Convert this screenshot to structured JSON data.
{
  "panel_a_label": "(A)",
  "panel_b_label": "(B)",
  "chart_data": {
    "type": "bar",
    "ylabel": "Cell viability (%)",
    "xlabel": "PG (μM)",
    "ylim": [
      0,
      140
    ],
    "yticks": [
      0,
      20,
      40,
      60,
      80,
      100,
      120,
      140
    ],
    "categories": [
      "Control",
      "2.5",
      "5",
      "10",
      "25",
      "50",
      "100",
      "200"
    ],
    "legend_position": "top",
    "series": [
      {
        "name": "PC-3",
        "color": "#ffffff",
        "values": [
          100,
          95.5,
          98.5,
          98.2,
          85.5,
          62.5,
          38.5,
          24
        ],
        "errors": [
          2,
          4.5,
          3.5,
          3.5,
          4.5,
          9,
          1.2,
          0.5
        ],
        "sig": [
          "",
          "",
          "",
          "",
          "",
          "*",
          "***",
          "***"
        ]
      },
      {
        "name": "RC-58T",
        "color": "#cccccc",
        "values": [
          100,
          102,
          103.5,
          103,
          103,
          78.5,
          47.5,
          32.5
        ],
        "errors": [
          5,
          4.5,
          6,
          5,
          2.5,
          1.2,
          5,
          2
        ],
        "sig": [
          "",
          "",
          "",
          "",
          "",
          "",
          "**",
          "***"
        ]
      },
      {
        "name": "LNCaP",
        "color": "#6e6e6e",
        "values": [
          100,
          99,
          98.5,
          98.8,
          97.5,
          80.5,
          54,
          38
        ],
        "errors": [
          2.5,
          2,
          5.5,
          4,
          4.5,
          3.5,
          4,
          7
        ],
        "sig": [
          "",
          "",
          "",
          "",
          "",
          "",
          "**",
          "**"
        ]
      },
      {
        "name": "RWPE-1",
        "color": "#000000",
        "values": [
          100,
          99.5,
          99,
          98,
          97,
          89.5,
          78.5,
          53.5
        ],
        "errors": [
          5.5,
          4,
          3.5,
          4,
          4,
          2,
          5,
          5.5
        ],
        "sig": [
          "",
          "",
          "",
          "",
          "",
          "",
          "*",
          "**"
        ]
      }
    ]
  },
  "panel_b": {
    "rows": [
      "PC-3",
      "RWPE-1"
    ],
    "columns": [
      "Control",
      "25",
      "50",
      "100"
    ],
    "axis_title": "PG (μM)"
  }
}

____________

STATED TASK: Take the records above and return them exactly as written.

WRITTEN REPLY:
Convert this screenshot to structured JSON data.
{
  "panel_a_label": "(A)",
  "panel_b_label": "(B)",
  "chart_data": {
    "type": "bar",
    "ylabel": "Cell viability (%)",
    "xlabel": "PG (μM)",
    "ylim": [
      0,
      140
    ],
    "yticks": [
      0,
      20,
      40,
      60,
      80,
      100,
      120,
      140
    ],
    "categories": [
      "Control",
      "2.5",
      "5",
      "10",
      "25",
      "50",
      "100",
      "200"
    ],
    "legend_position": "top",
    "series": [
      {
        "name": "PC-3",
        "color": "#ffffff",
        "values": [
          100,
          95.5,
          98.5,
          98.2,
          85.5,
          62.5,
          38.5,
          24
        ],
        "errors": [
          2,
          4.5,
          3.5,
          3.5,
          4.5,
          9,
          1.2,
          0.5
        ],
        "sig": [
          "",
          "",
          "",
          "",
          "",
          "*",
          "***",
          "***"
        ]
      },
      {
        "name": "RC-58T",
        "color": "#cccccc",
        "values": [
          100,
          102,
          103.5,
          103,
          103,
          78.5,
          47.5,
          32.5
        ],
        "errors": [
          5,
          4.5,
          6,
          5,
          2.5,
          1.2,
          5,
          2
        ],
        "sig": [
          "",
          "",
          "",
          "",
          "",
          "",
          "**",
          "***"
        ]
      },
      {
        "name": "LNCaP",
        "color": "#6e6e6e",
        "values": [
          100,
          99,
          98.5,
          98.8,
          97.5,
          80.5,
          54,
          38
        ],
        "errors": [
          2.5,
          2,
          5.5,
          4,
          4.5,
          3.5,
          4,
          7
        ],
        "sig": [
          "",
          "",
          "",
          "",
          "",
          "",
          "**",
          "**"
        ]
      },
      {
        "name": "RWPE-1",
        "color": "#000000",
        "values": [
          100,
          99.5,
          99,
          98,
          97,
          89.5,
          78.5,
          53.5
        ],
        "errors": [
          5.5,
          4,
          3.5,
          4,
          4,
          2,
          5,
          5.5
        ],
        "sig": [
          "",
          "",
          "",
          "",
          "",
          "",
          "*",
          "**"
        ]
      }
    ]
  },
  "panel_b": {
    "rows": [
      "PC-3",
      "RWPE-1"
    ],
    "columns": [
      "Control",
      "25",
      "50",
      "100"
    ],
    "axis_title": "PG (μM)"
  }
}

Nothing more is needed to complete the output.